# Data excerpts
* START *

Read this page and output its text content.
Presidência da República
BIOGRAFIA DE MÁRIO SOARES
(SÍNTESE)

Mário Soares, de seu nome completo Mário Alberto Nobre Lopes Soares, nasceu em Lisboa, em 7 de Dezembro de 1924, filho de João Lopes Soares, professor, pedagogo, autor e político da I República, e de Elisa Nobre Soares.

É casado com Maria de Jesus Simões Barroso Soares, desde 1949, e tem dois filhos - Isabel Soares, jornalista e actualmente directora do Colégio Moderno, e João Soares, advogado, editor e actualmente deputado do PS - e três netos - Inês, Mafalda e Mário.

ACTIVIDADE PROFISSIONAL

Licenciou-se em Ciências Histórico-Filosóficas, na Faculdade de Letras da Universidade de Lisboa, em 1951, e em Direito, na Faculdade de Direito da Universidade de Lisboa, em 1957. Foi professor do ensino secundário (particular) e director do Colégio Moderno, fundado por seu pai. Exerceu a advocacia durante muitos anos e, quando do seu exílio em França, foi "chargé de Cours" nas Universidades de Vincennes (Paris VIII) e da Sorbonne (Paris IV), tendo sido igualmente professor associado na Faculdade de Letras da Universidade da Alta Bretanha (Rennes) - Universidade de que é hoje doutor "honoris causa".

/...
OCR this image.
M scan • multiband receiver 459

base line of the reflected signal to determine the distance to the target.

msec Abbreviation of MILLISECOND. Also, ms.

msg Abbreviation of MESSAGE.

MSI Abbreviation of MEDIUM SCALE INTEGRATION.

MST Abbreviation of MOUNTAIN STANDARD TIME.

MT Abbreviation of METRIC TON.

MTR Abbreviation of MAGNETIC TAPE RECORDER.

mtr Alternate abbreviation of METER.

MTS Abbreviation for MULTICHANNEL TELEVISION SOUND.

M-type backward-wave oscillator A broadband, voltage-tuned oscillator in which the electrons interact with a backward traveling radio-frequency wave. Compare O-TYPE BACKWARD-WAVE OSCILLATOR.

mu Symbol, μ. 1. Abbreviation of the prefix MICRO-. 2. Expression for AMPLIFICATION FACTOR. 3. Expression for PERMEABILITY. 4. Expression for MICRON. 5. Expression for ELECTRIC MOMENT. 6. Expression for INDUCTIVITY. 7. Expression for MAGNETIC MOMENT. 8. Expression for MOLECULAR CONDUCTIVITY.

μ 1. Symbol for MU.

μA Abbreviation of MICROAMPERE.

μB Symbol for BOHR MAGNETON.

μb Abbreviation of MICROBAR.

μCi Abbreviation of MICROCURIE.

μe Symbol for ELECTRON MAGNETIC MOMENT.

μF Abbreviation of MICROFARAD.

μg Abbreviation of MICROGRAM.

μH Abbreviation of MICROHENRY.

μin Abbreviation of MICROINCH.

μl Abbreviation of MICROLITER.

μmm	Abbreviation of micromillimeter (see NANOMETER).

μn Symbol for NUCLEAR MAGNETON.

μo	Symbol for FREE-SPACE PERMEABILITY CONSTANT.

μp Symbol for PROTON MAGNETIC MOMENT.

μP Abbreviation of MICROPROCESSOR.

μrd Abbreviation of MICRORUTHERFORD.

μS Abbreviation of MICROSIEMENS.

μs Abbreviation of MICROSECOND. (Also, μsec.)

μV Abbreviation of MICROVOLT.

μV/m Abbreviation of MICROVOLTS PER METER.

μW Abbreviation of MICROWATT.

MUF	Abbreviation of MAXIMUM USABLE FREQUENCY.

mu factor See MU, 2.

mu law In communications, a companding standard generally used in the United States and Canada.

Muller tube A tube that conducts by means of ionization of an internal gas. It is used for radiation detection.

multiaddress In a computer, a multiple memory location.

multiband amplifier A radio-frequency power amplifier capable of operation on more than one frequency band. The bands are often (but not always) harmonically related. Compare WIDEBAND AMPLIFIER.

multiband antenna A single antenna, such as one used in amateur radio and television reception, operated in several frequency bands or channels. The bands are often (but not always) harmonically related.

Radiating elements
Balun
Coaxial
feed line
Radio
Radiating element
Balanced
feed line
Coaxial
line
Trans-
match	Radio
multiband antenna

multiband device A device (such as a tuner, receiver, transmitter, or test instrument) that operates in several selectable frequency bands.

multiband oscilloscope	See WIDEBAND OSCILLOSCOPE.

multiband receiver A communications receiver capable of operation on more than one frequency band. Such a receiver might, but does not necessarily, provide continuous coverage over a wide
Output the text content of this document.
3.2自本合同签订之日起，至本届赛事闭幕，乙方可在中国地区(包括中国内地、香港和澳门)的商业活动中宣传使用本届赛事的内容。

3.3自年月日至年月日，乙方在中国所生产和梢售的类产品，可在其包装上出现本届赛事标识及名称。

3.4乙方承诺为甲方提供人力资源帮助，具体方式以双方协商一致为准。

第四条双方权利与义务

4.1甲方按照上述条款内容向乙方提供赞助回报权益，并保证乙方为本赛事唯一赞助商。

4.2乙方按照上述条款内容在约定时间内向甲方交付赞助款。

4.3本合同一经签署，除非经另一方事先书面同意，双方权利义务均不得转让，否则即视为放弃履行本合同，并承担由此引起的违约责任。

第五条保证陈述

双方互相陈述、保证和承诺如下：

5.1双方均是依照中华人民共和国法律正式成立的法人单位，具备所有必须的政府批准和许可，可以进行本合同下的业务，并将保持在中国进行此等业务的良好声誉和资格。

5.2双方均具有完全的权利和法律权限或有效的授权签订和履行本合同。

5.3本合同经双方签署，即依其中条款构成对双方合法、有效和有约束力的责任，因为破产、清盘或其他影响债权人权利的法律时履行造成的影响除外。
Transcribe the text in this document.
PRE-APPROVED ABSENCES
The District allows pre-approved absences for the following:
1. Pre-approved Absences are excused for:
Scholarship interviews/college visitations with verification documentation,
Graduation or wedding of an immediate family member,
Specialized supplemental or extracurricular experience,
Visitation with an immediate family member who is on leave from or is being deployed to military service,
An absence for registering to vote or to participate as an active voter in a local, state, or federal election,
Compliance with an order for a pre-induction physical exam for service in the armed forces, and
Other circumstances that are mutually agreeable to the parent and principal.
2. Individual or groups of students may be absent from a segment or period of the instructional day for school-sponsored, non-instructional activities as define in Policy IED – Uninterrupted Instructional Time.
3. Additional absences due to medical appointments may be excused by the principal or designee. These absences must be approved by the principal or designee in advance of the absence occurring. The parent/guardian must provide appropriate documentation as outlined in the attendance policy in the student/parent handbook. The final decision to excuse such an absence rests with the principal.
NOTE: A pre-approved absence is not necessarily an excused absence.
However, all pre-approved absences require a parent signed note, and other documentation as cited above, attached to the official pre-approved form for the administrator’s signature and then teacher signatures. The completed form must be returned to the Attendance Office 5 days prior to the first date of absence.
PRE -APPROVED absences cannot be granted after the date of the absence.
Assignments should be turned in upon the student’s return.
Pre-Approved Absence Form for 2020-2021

* END *

# The task
Restate the data above exactly, keeping each word as it stands.

# Completed task
Read this page and output its text content.
Presidência da República
BIOGRAFIA DE MÁRIO SOARES
(SÍNTESE)

Mário Soares, de seu nome completo Mário Alberto Nobre Lopes Soares, nasceu em Lisboa, em 7 de Dezembro de 1924, filho de João Lopes Soares, professor, pedagogo, autor e político da I República, e de Elisa Nobre Soares.

É casado com Maria de Jesus Simões Barroso Soares, desde 1949, e tem dois filhos - Isabel Soares, jornalista e actualmente directora do Colégio Moderno, e João Soares, advogado, editor e actualmente deputado do PS - e três netos - Inês, Mafalda e Mário.

ACTIVIDADE PROFISSIONAL

Licenciou-se em Ciências Histórico-Filosóficas, na Faculdade de Letras da Universidade de Lisboa, em 1951, e em Direito, na Faculdade de Direito da Universidade de Lisboa, em 1957. Foi professor do ensino secundário (particular) e director do Colégio Moderno, fundado por seu pai. Exerceu a advocacia durante muitos anos e, quando do seu exílio em França, foi "chargé de Cours" nas Universidades de Vincennes (Paris VIII) e da Sorbonne (Paris IV), tendo sido igualmente professor associado na Faculdade de Letras da Universidade da Alta Bretanha (Rennes) - Universidade de que é hoje doutor "honoris causa".

/...
OCR this image.
M scan • multiband receiver 459

base line of the reflected signal to determine the distance to the target.

msec Abbreviation of MILLISECOND. Also, ms.

msg Abbreviation of MESSAGE.

MSI Abbreviation of MEDIUM SCALE INTEGRATION.

MST Abbreviation of MOUNTAIN STANDARD TIME.

MT Abbreviation of METRIC TON.

MTR Abbreviation of MAGNETIC TAPE RECORDER.

mtr Alternate abbreviation of METER.

MTS Abbreviation for MULTICHANNEL TELEVISION SOUND.

M-type backward-wave oscillator A broadband, voltage-tuned oscillator in which the electrons interact with a backward traveling radio-frequency wave. Compare O-TYPE BACKWARD-WAVE OSCILLATOR.

mu Symbol, μ. 1. Abbreviation of the prefix MICRO-. 2. Expression for AMPLIFICATION FACTOR. 3. Expression for PERMEABILITY. 4. Expression for MICRON. 5. Expression for ELECTRIC MOMENT. 6. Expression for INDUCTIVITY. 7. Expression for MAGNETIC MOMENT. 8. Expression for MOLECULAR CONDUCTIVITY.

μ 1. Symbol for MU.

μA Abbreviation of MICROAMPERE.

μB Symbol for BOHR MAGNETON.

μb Abbreviation of MICROBAR.

μCi Abbreviation of MICROCURIE.

μe Symbol for ELECTRON MAGNETIC MOMENT.

μF Abbreviation of MICROFARAD.

μg Abbreviation of MICROGRAM.

μH Abbreviation of MICROHENRY.

μin Abbreviation of MICROINCH.

μl Abbreviation of MICROLITER.

μmm	Abbreviation of micromillimeter (see NANOMETER).

μn Symbol for NUCLEAR MAGNETON.

μo	Symbol for FREE-SPACE PERMEABILITY CONSTANT.

μp Symbol for PROTON MAGNETIC MOMENT.

μP Abbreviation of MICROPROCESSOR.

μrd Abbreviation of MICRORUTHERFORD.

μS Abbreviation of MICROSIEMENS.

μs Abbreviation of MICROSECOND. (Also, μsec.)

μV Abbreviation of MICROVOLT.

μV/m Abbreviation of MICROVOLTS PER METER.

μW Abbreviation of MICROWATT.

MUF	Abbreviation of MAXIMUM USABLE FREQUENCY.

mu factor See MU, 2.

mu law In communications, a companding standard generally used in the United States and Canada.

Muller tube A tube that conducts by means of ionization of an internal gas. It is used for radiation detection.

multiaddress In a computer, a multiple memory location.

multiband amplifier A radio-frequency power amplifier capable of operation on more than one frequency band. The bands are often (but not always) harmonically related. Compare WIDEBAND AMPLIFIER.

multiband antenna A single antenna, such as one used in amateur radio and television reception, operated in several frequency bands or channels. The bands are often (but not always) harmonically related.

Radiating elements
Balun
Coaxial
feed line
Radio
Radiating element
Balanced
feed line
Coaxial
line
Trans-
match	Radio
multiband antenna

multiband device A device (such as a tuner, receiver, transmitter, or test instrument) that operates in several selectable frequency bands.

multiband oscilloscope	See WIDEBAND OSCILLOSCOPE.

multiband receiver A communications receiver capable of operation on more than one frequency band. Such a receiver might, but does not necessarily, provide continuous coverage over a wide
Output the text content of this document.
3.2自本合同签订之日起，至本届赛事闭幕，乙方可在中国地区(包括中国内地、香港和澳门)的商业活动中宣传使用本届赛事的内容。

3.3自年月日至年月日，乙方在中国所生产和梢售的类产品，可在其包装上出现本届赛事标识及名称。

3.4乙方承诺为甲方提供人力资源帮助，具体方式以双方协商一致为准。

第四条双方权利与义务

4.1甲方按照上述条款内容向乙方提供赞助回报权益，并保证乙方为本赛事唯一赞助商。

4.2乙方按照上述条款内容在约定时间内向甲方交付赞助款。

4.3本合同一经签署，除非经另一方事先书面同意，双方权利义务均不得转让，否则即视为放弃履行本合同，并承担由此引起的违约责任。

第五条保证陈述

双方互相陈述、保证和承诺如下：

5.1双方均是依照中华人民共和国法律正式成立的法人单位，具备所有必须的政府批准和许可，可以进行本合同下的业务，并将保持在中国进行此等业务的良好声誉和资格。

5.2双方均具有完全的权利和法律权限或有效的授权签订和履行本合同。

5.3本合同经双方签署，即依其中条款构成对双方合法、有效和有约束力的责任，因为破产、清盘或其他影响债权人权利的法律时履行造成的影响除外。
Transcribe the text in this document.
PRE-APPROVED ABSENCES
The District allows pre-approved absences for the following:
1. Pre-approved Absences are excused for:
Scholarship interviews/college visitations with verification documentation,
Graduation or wedding of an immediate family member,
Specialized supplemental or extracurricular experience,
Visitation with an immediate family member who is on leave from or is being deployed to military service,
An absence for registering to vote or to participate as an active voter in a local, state, or federal election,
Compliance with an order for a pre-induction physical exam for service in the armed forces, and
Other circumstances that are mutually agreeable to the parent and principal.
2. Individual or groups of students may be absent from a segment or period of the instructional day for school-sponsored, non-instructional activities as define in Policy IED – Uninterrupted Instructional Time.
3. Additional absences due to medical appointments may be excused by the principal or designee. These absences must be approved by the principal or designee in advance of the absence occurring. The parent/guardian must provide appropriate documentation as outlined in the attendance policy in the student/parent handbook. The final decision to excuse such an absence rests with the principal.
NOTE: A pre-approved absence is not necessarily an excused absence.
However, all pre-approved absences require a parent signed note, and other documentation as cited above, attached to the official pre-approved form for the administrator’s signature and then teacher signatures. The completed form must be returned to the Attendance Office 5 days prior to the first date of absence.
PRE -APPROVED absences cannot be granted after the date of the absence.
Assignments should be turned in upon the student’s return.
Pre-Approved Absence Form for 2020-2021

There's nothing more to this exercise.